--- START ---
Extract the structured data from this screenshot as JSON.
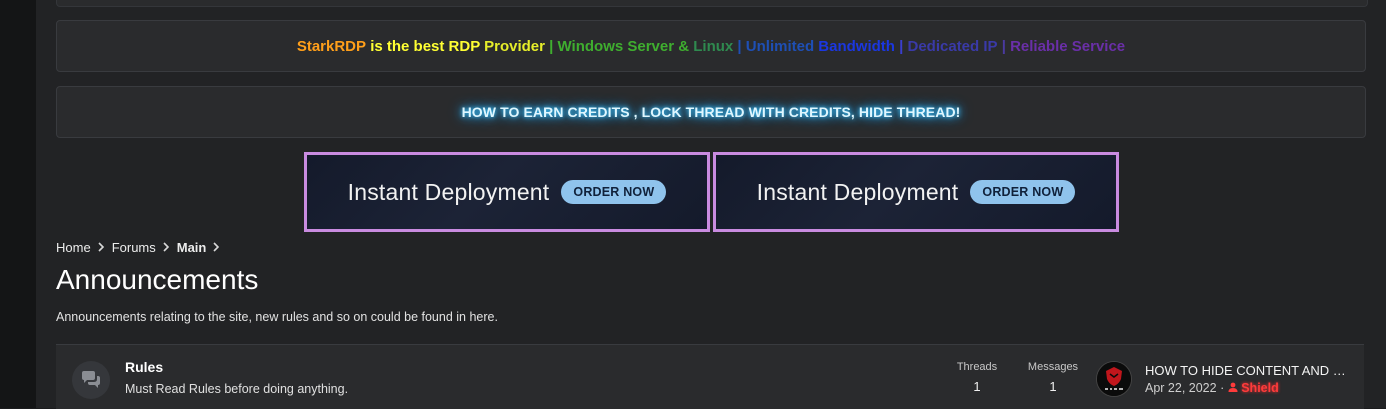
{
  "notice_1": {
    "segments": [
      {
        "text": "StarkRDP",
        "color": "#ff9f1a"
      },
      {
        "text": " is the best RDP ",
        "color": "#ffff33"
      },
      {
        "text": "Provider",
        "color": "#e6ee2a"
      },
      {
        "text": " | Windows Server & ",
        "color": "#3fae2f"
      },
      {
        "text": "Linux",
        "color": "#2f8a4f"
      },
      {
        "text": " | Unlimited ",
        "color": "#1e4fb5"
      },
      {
        "text": "Bandwidth",
        "color": "#1b37e0"
      },
      {
        "text": " | ",
        "color": "#3a3fcf"
      },
      {
        "text": "Dedicated IP",
        "color": "#3a3aa8"
      },
      {
        "text": " | ",
        "color": "#4a3aa0"
      },
      {
        "text": "Reliable Service",
        "color": "#6a2fa8"
      }
    ]
  },
  "notice_2": {
    "text": "HOW TO EARN CREDITS , LOCK THREAD WITH CREDITS, HIDE THREAD!"
  },
  "banners": [
    {
      "title": "Instant Deployment",
      "button": "ORDER NOW"
    },
    {
      "title": "Instant Deployment",
      "button": "ORDER NOW"
    }
  ],
  "breadcrumb": {
    "items": [
      "Home",
      "Forums",
      "Main"
    ]
  },
  "page": {
    "title": "Announcements",
    "description": "Announcements relating to the site, new rules and so on could be found in here."
  },
  "forum": {
    "name": "Rules",
    "description": "Must Read Rules before doing anything.",
    "threads_label": "Threads",
    "threads_value": "1",
    "messages_label": "Messages",
    "messages_value": "1",
    "latest": {
      "title": "HOW TO HIDE CONTENT AND LOCK THREAD WITH CREDITS",
      "date": "Apr 22, 2022",
      "separator": "·",
      "user": "Shield"
    }
  },
  "icons": {
    "forum_icon": "chat-bubbles-icon",
    "breadcrumb_separator": "chevron-right-icon",
    "avatar": "shield-logo-avatar"
  }
}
--- END ---
STATED EXERCISE: Return all of the entries exactly as written, but drop any pictures they hold.

PROBLEM SOLUTION:
Extract the structured data from this screenshot as JSON.
{
  "notice_1": {
    "segments": [
      {
        "text": "StarkRDP",
        "color": "#ff9f1a"
      },
      {
        "text": " is the best RDP ",
        "color": "#ffff33"
      },
      {
        "text": "Provider",
        "color": "#e6ee2a"
      },
      {
        "text": " | Windows Server & ",
        "color": "#3fae2f"
      },
      {
        "text": "Linux",
        "color": "#2f8a4f"
      },
      {
        "text": " | Unlimited ",
        "color": "#1e4fb5"
      },
      {
        "text": "Bandwidth",
        "color": "#1b37e0"
      },
      {
        "text": " | ",
        "color": "#3a3fcf"
      },
      {
        "text": "Dedicated IP",
        "color": "#3a3aa8"
      },
      {
        "text": " | ",
        "color": "#4a3aa0"
      },
      {
        "text": "Reliable Service",
        "color": "#6a2fa8"
      }
    ]
  },
  "notice_2": {
    "text": "HOW TO EARN CREDITS , LOCK THREAD WITH CREDITS, HIDE THREAD!"
  },
  "banners": [
    {
      "title": "Instant Deployment",
      "button": "ORDER NOW"
    },
    {
      "title": "Instant Deployment",
      "button": "ORDER NOW"
    }
  ],
  "breadcrumb": {
    "items": [
      "Home",
      "Forums",
      "Main"
    ]
  },
  "page": {
    "title": "Announcements",
    "description": "Announcements relating to the site, new rules and so on could be found in here."
  },
  "forum": {
    "name": "Rules",
    "description": "Must Read Rules before doing anything.",
    "threads_label": "Threads",
    "threads_value": "1",
    "messages_label": "Messages",
    "messages_value": "1",
    "latest": {
      "title": "HOW TO HIDE CONTENT AND LOCK THREAD WITH CREDITS",
      "date": "Apr 22, 2022",
      "separator": "·",
      "user": "Shield"
    }
  },
  "icons": {
    "forum_icon": "chat-bubbles-icon",
    "breadcrumb_separator": "chevron-right-icon",
    "avatar": "shield-logo-avatar"
  }
}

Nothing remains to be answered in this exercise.